◆ **Task objective**:
Provide the records once more, identical to the original.

◆ **Provided data**:
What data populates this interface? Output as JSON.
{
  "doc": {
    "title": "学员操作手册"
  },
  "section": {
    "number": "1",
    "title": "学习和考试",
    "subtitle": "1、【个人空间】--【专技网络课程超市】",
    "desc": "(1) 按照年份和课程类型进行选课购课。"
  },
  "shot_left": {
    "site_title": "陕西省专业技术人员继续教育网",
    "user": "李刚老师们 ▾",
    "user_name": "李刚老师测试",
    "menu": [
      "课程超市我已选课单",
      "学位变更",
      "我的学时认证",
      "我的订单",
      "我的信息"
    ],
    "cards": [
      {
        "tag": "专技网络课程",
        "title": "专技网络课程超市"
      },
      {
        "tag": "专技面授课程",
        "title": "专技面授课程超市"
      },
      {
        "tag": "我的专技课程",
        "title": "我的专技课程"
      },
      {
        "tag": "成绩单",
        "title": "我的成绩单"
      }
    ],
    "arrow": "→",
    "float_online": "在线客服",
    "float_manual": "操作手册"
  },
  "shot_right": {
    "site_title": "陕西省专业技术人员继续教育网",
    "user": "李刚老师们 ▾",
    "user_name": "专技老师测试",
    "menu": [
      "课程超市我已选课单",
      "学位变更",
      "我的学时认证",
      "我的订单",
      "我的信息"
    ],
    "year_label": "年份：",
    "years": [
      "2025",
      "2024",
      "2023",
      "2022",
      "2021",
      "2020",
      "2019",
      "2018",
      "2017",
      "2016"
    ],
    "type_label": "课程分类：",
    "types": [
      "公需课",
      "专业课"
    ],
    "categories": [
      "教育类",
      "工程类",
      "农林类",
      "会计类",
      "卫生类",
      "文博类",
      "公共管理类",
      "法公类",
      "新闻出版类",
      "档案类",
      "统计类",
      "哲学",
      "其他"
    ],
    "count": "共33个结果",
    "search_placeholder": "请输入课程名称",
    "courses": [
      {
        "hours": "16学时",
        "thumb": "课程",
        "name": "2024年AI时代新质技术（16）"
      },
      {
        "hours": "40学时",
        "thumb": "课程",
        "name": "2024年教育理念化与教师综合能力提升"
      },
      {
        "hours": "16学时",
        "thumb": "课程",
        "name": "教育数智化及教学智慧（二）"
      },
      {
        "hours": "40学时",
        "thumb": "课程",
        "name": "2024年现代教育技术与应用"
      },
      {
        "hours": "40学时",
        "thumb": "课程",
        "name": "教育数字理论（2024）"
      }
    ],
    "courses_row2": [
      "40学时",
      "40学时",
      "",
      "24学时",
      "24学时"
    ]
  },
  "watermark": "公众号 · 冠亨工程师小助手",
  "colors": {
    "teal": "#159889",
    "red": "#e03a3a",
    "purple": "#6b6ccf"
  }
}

◆ **Exercise output**:
What data populates this interface? Output as JSON.
{
  "doc": {
    "title": "学员操作手册"
  },
  "section": {
    "number": "1",
    "title": "学习和考试",
    "subtitle": "1、【个人空间】--【专技网络课程超市】",
    "desc": "(1) 按照年份和课程类型进行选课购课。"
  },
  "shot_left": {
    "site_title": "陕西省专业技术人员继续教育网",
    "user": "李刚老师们 ▾",
    "user_name": "李刚老师测试",
    "menu": [
      "课程超市我已选课单",
      "学位变更",
      "我的学时认证",
      "我的订单",
      "我的信息"
    ],
    "cards": [
      {
        "tag": "专技网络课程",
        "title": "专技网络课程超市"
      },
      {
        "tag": "专技面授课程",
        "title": "专技面授课程超市"
      },
      {
        "tag": "我的专技课程",
        "title": "我的专技课程"
      },
      {
        "tag": "成绩单",
        "title": "我的成绩单"
      }
    ],
    "arrow": "→",
    "float_online": "在线客服",
    "float_manual": "操作手册"
  },
  "shot_right": {
    "site_title": "陕西省专业技术人员继续教育网",
    "user": "李刚老师们 ▾",
    "user_name": "专技老师测试",
    "menu": [
      "课程超市我已选课单",
      "学位变更",
      "我的学时认证",
      "我的订单",
      "我的信息"
    ],
    "year_label": "年份：",
    "years": [
      "2025",
      "2024",
      "2023",
      "2022",
      "2021",
      "2020",
      "2019",
      "2018",
      "2017",
      "2016"
    ],
    "type_label": "课程分类：",
    "types": [
      "公需课",
      "专业课"
    ],
    "categories": [
      "教育类",
      "工程类",
      "农林类",
      "会计类",
      "卫生类",
      "文博类",
      "公共管理类",
      "法公类",
      "新闻出版类",
      "档案类",
      "统计类",
      "哲学",
      "其他"
    ],
    "count": "共33个结果",
    "search_placeholder": "请输入课程名称",
    "courses": [
      {
        "hours": "16学时",
        "thumb": "课程",
        "name": "2024年AI时代新质技术（16）"
      },
      {
        "hours": "40学时",
        "thumb": "课程",
        "name": "2024年教育理念化与教师综合能力提升"
      },
      {
        "hours": "16学时",
        "thumb": "课程",
        "name": "教育数智化及教学智慧（二）"
      },
      {
        "hours": "40学时",
        "thumb": "课程",
        "name": "2024年现代教育技术与应用"
      },
      {
        "hours": "40学时",
        "thumb": "课程",
        "name": "教育数字理论（2024）"
      }
    ],
    "courses_row2": [
      "40学时",
      "40学时",
      "",
      "24学时",
      "24学时"
    ]
  },
  "watermark": "公众号 · 冠亨工程师小助手",
  "colors": {
    "teal": "#159889",
    "red": "#e03a3a",
    "purple": "#6b6ccf"
  }
}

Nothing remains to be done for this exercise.